***** Record set

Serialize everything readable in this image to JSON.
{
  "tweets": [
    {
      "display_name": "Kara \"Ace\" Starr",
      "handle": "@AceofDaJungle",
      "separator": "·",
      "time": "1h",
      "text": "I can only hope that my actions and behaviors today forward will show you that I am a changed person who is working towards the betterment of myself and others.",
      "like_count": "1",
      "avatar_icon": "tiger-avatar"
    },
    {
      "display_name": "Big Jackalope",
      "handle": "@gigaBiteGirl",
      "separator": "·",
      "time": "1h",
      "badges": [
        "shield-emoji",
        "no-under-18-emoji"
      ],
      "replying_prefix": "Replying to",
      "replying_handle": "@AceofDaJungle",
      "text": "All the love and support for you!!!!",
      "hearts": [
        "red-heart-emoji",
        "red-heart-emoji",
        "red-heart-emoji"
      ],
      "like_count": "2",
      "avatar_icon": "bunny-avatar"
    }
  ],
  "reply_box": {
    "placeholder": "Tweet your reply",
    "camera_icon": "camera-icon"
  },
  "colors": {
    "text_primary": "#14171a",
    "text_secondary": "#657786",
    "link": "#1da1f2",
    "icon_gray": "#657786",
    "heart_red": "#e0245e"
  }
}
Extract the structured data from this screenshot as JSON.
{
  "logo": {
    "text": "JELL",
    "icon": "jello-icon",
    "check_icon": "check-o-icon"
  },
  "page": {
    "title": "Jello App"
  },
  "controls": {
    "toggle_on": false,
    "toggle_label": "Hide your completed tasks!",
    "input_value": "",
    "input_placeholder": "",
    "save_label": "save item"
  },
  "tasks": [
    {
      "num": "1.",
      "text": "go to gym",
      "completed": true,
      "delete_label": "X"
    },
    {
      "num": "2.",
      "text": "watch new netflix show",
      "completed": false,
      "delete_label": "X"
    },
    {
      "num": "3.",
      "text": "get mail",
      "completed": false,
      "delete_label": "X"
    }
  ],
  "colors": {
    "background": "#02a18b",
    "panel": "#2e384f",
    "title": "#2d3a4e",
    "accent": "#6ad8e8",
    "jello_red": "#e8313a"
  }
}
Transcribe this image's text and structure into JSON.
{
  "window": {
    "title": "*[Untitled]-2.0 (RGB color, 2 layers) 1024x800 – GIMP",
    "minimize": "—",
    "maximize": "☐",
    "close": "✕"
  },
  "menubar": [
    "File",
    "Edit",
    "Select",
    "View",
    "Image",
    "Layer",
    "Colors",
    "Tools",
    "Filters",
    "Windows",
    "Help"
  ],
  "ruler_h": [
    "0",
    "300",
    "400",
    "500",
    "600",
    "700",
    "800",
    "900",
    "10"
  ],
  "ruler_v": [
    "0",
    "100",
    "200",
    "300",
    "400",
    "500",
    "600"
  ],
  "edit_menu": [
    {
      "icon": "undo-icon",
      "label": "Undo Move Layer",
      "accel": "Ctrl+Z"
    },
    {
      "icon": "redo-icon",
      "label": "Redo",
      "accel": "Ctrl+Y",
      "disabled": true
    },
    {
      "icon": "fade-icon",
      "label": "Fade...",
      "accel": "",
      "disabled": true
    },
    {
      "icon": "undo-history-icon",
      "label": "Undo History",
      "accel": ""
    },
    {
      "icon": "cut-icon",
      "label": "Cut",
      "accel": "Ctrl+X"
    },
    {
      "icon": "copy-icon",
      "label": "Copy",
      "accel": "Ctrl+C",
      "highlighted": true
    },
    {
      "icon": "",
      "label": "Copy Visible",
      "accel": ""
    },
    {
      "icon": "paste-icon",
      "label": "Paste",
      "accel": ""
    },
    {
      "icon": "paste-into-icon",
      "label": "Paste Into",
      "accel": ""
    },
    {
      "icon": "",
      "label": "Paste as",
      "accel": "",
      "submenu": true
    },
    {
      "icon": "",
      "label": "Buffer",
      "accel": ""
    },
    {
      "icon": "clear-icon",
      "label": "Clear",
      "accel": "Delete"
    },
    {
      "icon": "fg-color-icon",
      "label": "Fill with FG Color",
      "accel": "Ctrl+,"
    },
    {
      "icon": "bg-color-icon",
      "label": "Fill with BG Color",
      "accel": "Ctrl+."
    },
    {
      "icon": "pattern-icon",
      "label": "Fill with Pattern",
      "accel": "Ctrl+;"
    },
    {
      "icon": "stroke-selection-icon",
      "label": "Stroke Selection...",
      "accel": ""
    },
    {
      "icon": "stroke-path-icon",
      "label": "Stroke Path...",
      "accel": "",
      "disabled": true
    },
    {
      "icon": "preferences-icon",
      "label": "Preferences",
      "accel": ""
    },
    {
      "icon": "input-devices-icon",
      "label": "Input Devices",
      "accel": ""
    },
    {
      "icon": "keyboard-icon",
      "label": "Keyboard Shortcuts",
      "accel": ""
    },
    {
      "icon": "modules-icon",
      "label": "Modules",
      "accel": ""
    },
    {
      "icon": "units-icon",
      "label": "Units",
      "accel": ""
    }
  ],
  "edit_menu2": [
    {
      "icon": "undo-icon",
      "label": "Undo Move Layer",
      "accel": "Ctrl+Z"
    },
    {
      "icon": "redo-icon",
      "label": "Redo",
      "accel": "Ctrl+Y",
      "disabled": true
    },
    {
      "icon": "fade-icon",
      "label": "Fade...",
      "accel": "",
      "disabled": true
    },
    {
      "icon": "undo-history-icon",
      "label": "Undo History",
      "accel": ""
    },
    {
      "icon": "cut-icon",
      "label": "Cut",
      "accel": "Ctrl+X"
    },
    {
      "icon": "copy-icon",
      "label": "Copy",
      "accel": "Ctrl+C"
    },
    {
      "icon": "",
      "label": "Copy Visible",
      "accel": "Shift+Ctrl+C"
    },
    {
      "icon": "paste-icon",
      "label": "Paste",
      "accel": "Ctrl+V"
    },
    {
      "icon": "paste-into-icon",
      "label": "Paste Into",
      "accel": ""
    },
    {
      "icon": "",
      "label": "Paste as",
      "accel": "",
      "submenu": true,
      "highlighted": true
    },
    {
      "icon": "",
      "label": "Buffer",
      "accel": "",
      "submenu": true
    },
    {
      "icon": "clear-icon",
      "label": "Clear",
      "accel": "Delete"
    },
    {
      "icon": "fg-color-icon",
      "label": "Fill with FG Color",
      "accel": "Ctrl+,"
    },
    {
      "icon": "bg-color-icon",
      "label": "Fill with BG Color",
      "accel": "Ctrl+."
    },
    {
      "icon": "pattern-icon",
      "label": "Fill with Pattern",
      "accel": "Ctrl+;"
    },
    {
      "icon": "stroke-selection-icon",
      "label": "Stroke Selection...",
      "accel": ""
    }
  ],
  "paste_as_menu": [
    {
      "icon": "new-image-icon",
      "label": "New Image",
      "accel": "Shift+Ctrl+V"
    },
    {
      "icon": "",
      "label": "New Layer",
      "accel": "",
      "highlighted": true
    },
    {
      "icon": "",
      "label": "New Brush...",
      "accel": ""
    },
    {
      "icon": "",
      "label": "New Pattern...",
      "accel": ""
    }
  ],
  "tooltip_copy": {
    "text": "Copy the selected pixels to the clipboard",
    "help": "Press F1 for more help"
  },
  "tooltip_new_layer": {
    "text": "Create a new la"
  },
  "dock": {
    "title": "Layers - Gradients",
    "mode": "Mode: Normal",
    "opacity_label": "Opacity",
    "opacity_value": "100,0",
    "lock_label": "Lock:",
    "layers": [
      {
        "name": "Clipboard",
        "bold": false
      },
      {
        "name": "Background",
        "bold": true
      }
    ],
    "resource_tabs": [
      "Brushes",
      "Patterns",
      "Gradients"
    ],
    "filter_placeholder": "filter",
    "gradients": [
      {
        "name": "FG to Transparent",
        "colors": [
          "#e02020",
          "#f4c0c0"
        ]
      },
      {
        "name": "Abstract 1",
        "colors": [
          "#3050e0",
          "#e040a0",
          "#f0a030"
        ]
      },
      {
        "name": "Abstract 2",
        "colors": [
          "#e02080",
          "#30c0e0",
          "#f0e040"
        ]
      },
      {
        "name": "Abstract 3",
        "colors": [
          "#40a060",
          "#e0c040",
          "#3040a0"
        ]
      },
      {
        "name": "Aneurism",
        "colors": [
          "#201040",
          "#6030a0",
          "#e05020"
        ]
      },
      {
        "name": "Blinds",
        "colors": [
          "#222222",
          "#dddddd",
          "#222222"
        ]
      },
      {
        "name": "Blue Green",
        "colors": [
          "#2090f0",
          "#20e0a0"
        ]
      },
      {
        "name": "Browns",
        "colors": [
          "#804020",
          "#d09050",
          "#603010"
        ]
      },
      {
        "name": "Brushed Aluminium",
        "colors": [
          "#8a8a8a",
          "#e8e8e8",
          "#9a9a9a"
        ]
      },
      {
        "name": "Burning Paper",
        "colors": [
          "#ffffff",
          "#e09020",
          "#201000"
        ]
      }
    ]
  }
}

**********

Exercise prompt ▸ Find all the lines containing "this" in the material, then copy them.

Reply ▸
Serialize everything readable in this image to JSON.
Extract the structured data from this screenshot as JSON.
Transcribe this image's text and structure into JSON.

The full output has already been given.